### [LISTED RECORDS]
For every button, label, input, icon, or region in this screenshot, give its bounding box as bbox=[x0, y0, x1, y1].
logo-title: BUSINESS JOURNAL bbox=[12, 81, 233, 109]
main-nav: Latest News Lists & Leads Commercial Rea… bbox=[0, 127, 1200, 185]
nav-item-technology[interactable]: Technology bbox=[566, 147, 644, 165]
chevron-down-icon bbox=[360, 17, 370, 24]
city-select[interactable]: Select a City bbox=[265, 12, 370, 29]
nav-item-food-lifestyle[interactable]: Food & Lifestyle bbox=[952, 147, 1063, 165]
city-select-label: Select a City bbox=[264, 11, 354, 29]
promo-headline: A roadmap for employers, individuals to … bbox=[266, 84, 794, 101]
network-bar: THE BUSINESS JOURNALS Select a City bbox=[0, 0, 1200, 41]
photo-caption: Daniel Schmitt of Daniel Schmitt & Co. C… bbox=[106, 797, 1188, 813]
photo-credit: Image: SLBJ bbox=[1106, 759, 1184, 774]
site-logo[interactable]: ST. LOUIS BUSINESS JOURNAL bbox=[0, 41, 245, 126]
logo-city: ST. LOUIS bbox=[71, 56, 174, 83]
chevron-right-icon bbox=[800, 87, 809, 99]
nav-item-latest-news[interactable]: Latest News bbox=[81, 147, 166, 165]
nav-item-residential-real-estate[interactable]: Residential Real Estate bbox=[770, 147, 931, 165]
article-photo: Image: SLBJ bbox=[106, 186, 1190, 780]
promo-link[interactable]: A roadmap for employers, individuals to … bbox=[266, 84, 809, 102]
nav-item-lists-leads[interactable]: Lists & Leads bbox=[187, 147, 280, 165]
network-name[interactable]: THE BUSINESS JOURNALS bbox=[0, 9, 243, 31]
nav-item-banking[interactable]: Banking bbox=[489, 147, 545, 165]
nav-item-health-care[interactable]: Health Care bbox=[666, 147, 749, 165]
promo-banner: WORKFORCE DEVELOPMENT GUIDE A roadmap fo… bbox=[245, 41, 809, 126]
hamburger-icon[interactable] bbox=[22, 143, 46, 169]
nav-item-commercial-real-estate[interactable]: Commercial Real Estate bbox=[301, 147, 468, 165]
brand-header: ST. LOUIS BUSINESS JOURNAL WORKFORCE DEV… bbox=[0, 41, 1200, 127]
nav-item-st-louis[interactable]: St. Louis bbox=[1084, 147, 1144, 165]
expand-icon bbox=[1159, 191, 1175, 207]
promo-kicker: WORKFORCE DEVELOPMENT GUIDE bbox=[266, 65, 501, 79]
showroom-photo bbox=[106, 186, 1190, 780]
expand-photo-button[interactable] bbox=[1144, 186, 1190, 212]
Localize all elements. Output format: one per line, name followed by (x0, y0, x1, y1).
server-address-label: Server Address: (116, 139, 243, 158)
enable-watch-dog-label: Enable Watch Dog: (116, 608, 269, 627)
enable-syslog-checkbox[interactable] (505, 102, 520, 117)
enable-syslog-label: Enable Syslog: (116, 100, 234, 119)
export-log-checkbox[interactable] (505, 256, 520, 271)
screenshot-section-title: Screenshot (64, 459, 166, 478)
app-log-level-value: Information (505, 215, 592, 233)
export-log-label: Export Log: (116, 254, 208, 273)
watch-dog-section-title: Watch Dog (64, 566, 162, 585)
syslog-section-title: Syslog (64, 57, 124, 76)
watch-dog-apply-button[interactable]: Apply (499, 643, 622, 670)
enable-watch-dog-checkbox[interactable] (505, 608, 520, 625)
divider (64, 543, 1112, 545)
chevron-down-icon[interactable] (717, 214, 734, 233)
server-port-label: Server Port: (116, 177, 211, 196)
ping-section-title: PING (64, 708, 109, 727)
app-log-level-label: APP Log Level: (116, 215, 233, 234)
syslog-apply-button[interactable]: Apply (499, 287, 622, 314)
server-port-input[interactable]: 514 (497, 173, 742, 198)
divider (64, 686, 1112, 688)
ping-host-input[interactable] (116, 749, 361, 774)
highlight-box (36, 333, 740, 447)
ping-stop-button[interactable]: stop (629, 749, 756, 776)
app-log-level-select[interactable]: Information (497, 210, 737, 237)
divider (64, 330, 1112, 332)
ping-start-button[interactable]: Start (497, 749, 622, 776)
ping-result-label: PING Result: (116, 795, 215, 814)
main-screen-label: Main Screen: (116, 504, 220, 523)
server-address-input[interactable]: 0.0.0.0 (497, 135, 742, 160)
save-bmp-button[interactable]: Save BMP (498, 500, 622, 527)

### [WHAT TO DO]
Rewrite the material from its first line up to and including the line with "expand-photo-button[interactable] bbox=[1144, 186, 1190, 212]", with "Image: SLBJ" changed to "Photo: SLBJ" and nothing else altered.

### [ANSWER TO THIS EXERCISE]
For every button, label, input, icon, or region in this screenshot, give its bounding box as bbox=[x0, y0, x1, y1].
logo-title: BUSINESS JOURNAL bbox=[12, 81, 233, 109]
main-nav: Latest News Lists & Leads Commercial Rea… bbox=[0, 127, 1200, 185]
nav-item-technology[interactable]: Technology bbox=[566, 147, 644, 165]
chevron-down-icon bbox=[360, 17, 370, 24]
city-select[interactable]: Select a City bbox=[265, 12, 370, 29]
nav-item-food-lifestyle[interactable]: Food & Lifestyle bbox=[952, 147, 1063, 165]
city-select-label: Select a City bbox=[264, 11, 354, 29]
promo-headline: A roadmap for employers, individuals to … bbox=[266, 84, 794, 101]
network-bar: THE BUSINESS JOURNALS Select a City bbox=[0, 0, 1200, 41]
photo-caption: Daniel Schmitt of Daniel Schmitt & Co. C… bbox=[106, 797, 1188, 813]
photo-credit: Photo: SLBJ bbox=[1106, 759, 1184, 774]
site-logo[interactable]: ST. LOUIS BUSINESS JOURNAL bbox=[0, 41, 245, 126]
logo-city: ST. LOUIS bbox=[71, 56, 174, 83]
chevron-right-icon bbox=[800, 87, 809, 99]
nav-item-latest-news[interactable]: Latest News bbox=[81, 147, 166, 165]
nav-item-residential-real-estate[interactable]: Residential Real Estate bbox=[770, 147, 931, 165]
article-photo: Photo: SLBJ bbox=[106, 186, 1190, 780]
promo-link[interactable]: A roadmap for employers, individuals to … bbox=[266, 84, 809, 102]
nav-item-lists-leads[interactable]: Lists & Leads bbox=[187, 147, 280, 165]
network-name[interactable]: THE BUSINESS JOURNALS bbox=[0, 9, 243, 31]
nav-item-banking[interactable]: Banking bbox=[489, 147, 545, 165]
nav-item-health-care[interactable]: Health Care bbox=[666, 147, 749, 165]
promo-banner: WORKFORCE DEVELOPMENT GUIDE A roadmap fo… bbox=[245, 41, 809, 126]
hamburger-icon[interactable] bbox=[22, 143, 46, 169]
nav-item-commercial-real-estate[interactable]: Commercial Real Estate bbox=[301, 147, 468, 165]
brand-header: ST. LOUIS BUSINESS JOURNAL WORKFORCE DEV… bbox=[0, 41, 1200, 127]
nav-item-st-louis[interactable]: St. Louis bbox=[1084, 147, 1144, 165]
expand-icon bbox=[1159, 191, 1175, 207]
promo-kicker: WORKFORCE DEVELOPMENT GUIDE bbox=[266, 65, 501, 79]
showroom-photo bbox=[106, 186, 1190, 780]
expand-photo-button[interactable] bbox=[1144, 186, 1190, 212]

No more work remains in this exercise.